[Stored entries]
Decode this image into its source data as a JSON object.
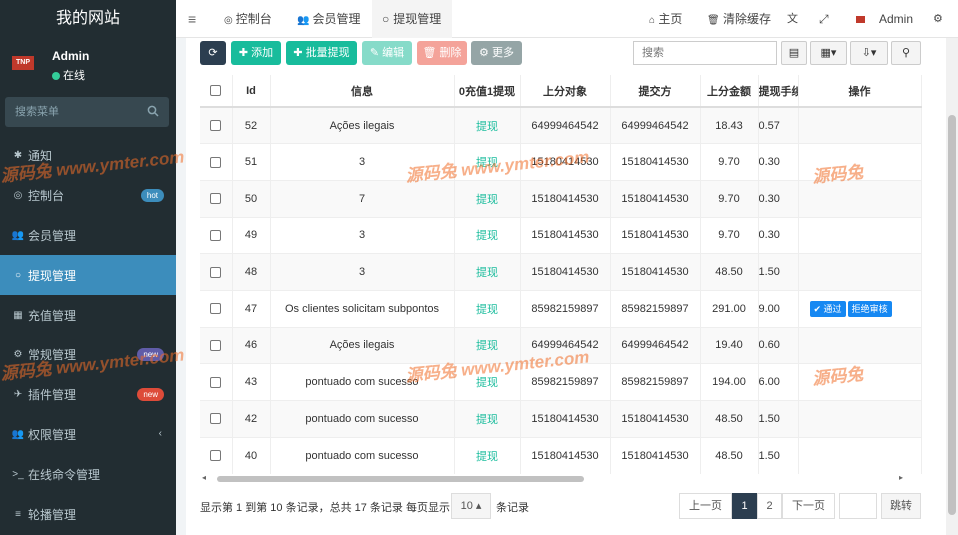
{
  "brand": "我的网站",
  "user": {
    "name": "Admin",
    "status": "在线",
    "avatar_text": "TNP"
  },
  "search": {
    "placeholder": "搜索菜单"
  },
  "menu": [
    {
      "label": "通知",
      "icon": "✱"
    },
    {
      "label": "控制台",
      "icon": "◎",
      "badge": "hot",
      "badge_color": "#3c8dbc"
    },
    {
      "label": "会员管理",
      "icon": "👥"
    },
    {
      "label": "提现管理",
      "icon": "○",
      "active": true
    },
    {
      "label": "充值管理",
      "icon": "▦"
    },
    {
      "label": "常规管理",
      "icon": "⚙",
      "badge": "new",
      "badge_color": "#605ca8"
    },
    {
      "label": "插件管理",
      "icon": "✈",
      "badge": "new",
      "badge_color": "#dd4b39"
    },
    {
      "label": "权限管理",
      "icon": "👥",
      "caret": "‹"
    },
    {
      "label": "在线命令管理",
      "icon": ">_"
    },
    {
      "label": "轮播管理",
      "icon": "≡"
    }
  ],
  "topbar": {
    "tabs": [
      "控制台",
      "会员管理",
      "提现管理"
    ],
    "home": "主页",
    "clear_cache": "清除缓存",
    "admin": "Admin"
  },
  "toolbar": {
    "add": "添加",
    "batch": "批量提现",
    "edit": "编辑",
    "delete": "删除",
    "more": "更多",
    "search_placeholder": "搜索"
  },
  "columns": [
    "Id",
    "信息",
    "0充值1提现",
    "上分对象",
    "提交方",
    "上分金额",
    "提现手续",
    "操作"
  ],
  "rows": [
    {
      "id": "52",
      "info": "Ações ilegais",
      "type": "提现",
      "target": "64999464542",
      "submitter": "64999464542",
      "amount": "18.43",
      "fee": "0.57",
      "actions": false
    },
    {
      "id": "51",
      "info": "3",
      "type": "提现",
      "target": "15180414530",
      "submitter": "15180414530",
      "amount": "9.70",
      "fee": "0.30",
      "actions": false
    },
    {
      "id": "50",
      "info": "7",
      "type": "提现",
      "target": "15180414530",
      "submitter": "15180414530",
      "amount": "9.70",
      "fee": "0.30",
      "actions": false
    },
    {
      "id": "49",
      "info": "3",
      "type": "提现",
      "target": "15180414530",
      "submitter": "15180414530",
      "amount": "9.70",
      "fee": "0.30",
      "actions": false
    },
    {
      "id": "48",
      "info": "3",
      "type": "提现",
      "target": "15180414530",
      "submitter": "15180414530",
      "amount": "48.50",
      "fee": "1.50",
      "actions": false
    },
    {
      "id": "47",
      "info": "Os clientes solicitam subpontos",
      "type": "提现",
      "target": "85982159897",
      "submitter": "85982159897",
      "amount": "291.00",
      "fee": "9.00",
      "actions": true
    },
    {
      "id": "46",
      "info": "Ações ilegais",
      "type": "提现",
      "target": "64999464542",
      "submitter": "64999464542",
      "amount": "19.40",
      "fee": "0.60",
      "actions": false
    },
    {
      "id": "43",
      "info": "pontuado com sucesso",
      "type": "提现",
      "target": "85982159897",
      "submitter": "85982159897",
      "amount": "194.00",
      "fee": "6.00",
      "actions": false
    },
    {
      "id": "42",
      "info": "pontuado com sucesso",
      "type": "提现",
      "target": "15180414530",
      "submitter": "15180414530",
      "amount": "48.50",
      "fee": "1.50",
      "actions": false
    },
    {
      "id": "40",
      "info": "pontuado com sucesso",
      "type": "提现",
      "target": "15180414530",
      "submitter": "15180414530",
      "amount": "48.50",
      "fee": "1.50",
      "actions": false
    }
  ],
  "row_actions": {
    "pass": "通过",
    "reject": "拒绝审核"
  },
  "pager": {
    "summary_a": "显示第 1 到第 10 条记录，总共 17 条记录 每页显示",
    "page_size": "10",
    "summary_b": "条记录",
    "prev": "上一页",
    "pages": [
      "1",
      "2"
    ],
    "next": "下一页",
    "jump": "跳转"
  },
  "watermark": {
    "text1": "www.ymter.com",
    "text2": "源码兔"
  }
}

▸ WRITTEN TASK
Reproduce every entry exactly, but omit each picture.

▸ REPLY TO THE TASK
Decode this image into its source data as a JSON object.
{
  "brand": "我的网站",
  "user": {
    "name": "Admin",
    "status": "在线",
    "avatar_text": "TNP"
  },
  "search": {
    "placeholder": "搜索菜单"
  },
  "menu": [
    {
      "label": "通知",
      "icon": "✱"
    },
    {
      "label": "控制台",
      "icon": "◎",
      "badge": "hot",
      "badge_color": "#3c8dbc"
    },
    {
      "label": "会员管理",
      "icon": "👥"
    },
    {
      "label": "提现管理",
      "icon": "○",
      "active": true
    },
    {
      "label": "充值管理",
      "icon": "▦"
    },
    {
      "label": "常规管理",
      "icon": "⚙",
      "badge": "new",
      "badge_color": "#605ca8"
    },
    {
      "label": "插件管理",
      "icon": "✈",
      "badge": "new",
      "badge_color": "#dd4b39"
    },
    {
      "label": "权限管理",
      "icon": "👥",
      "caret": "‹"
    },
    {
      "label": "在线命令管理",
      "icon": ">_"
    },
    {
      "label": "轮播管理",
      "icon": "≡"
    }
  ],
  "topbar": {
    "tabs": [
      "控制台",
      "会员管理",
      "提现管理"
    ],
    "home": "主页",
    "clear_cache": "清除缓存",
    "admin": "Admin"
  },
  "toolbar": {
    "add": "添加",
    "batch": "批量提现",
    "edit": "编辑",
    "delete": "删除",
    "more": "更多",
    "search_placeholder": "搜索"
  },
  "columns": [
    "Id",
    "信息",
    "0充值1提现",
    "上分对象",
    "提交方",
    "上分金额",
    "提现手续",
    "操作"
  ],
  "rows": [
    {
      "id": "52",
      "info": "Ações ilegais",
      "type": "提现",
      "target": "64999464542",
      "submitter": "64999464542",
      "amount": "18.43",
      "fee": "0.57",
      "actions": false
    },
    {
      "id": "51",
      "info": "3",
      "type": "提现",
      "target": "15180414530",
      "submitter": "15180414530",
      "amount": "9.70",
      "fee": "0.30",
      "actions": false
    },
    {
      "id": "50",
      "info": "7",
      "type": "提现",
      "target": "15180414530",
      "submitter": "15180414530",
      "amount": "9.70",
      "fee": "0.30",
      "actions": false
    },
    {
      "id": "49",
      "info": "3",
      "type": "提现",
      "target": "15180414530",
      "submitter": "15180414530",
      "amount": "9.70",
      "fee": "0.30",
      "actions": false
    },
    {
      "id": "48",
      "info": "3",
      "type": "提现",
      "target": "15180414530",
      "submitter": "15180414530",
      "amount": "48.50",
      "fee": "1.50",
      "actions": false
    },
    {
      "id": "47",
      "info": "Os clientes solicitam subpontos",
      "type": "提现",
      "target": "85982159897",
      "submitter": "85982159897",
      "amount": "291.00",
      "fee": "9.00",
      "actions": true
    },
    {
      "id": "46",
      "info": "Ações ilegais",
      "type": "提现",
      "target": "64999464542",
      "submitter": "64999464542",
      "amount": "19.40",
      "fee": "0.60",
      "actions": false
    },
    {
      "id": "43",
      "info": "pontuado com sucesso",
      "type": "提现",
      "target": "85982159897",
      "submitter": "85982159897",
      "amount": "194.00",
      "fee": "6.00",
      "actions": false
    },
    {
      "id": "42",
      "info": "pontuado com sucesso",
      "type": "提现",
      "target": "15180414530",
      "submitter": "15180414530",
      "amount": "48.50",
      "fee": "1.50",
      "actions": false
    },
    {
      "id": "40",
      "info": "pontuado com sucesso",
      "type": "提现",
      "target": "15180414530",
      "submitter": "15180414530",
      "amount": "48.50",
      "fee": "1.50",
      "actions": false
    }
  ],
  "row_actions": {
    "pass": "通过",
    "reject": "拒绝审核"
  },
  "pager": {
    "summary_a": "显示第 1 到第 10 条记录，总共 17 条记录 每页显示",
    "page_size": "10",
    "summary_b": "条记录",
    "prev": "上一页",
    "pages": [
      "1",
      "2"
    ],
    "next": "下一页",
    "jump": "跳转"
  },
  "watermark": {
    "text1": "www.ymter.com",
    "text2": "源码兔"
  }
}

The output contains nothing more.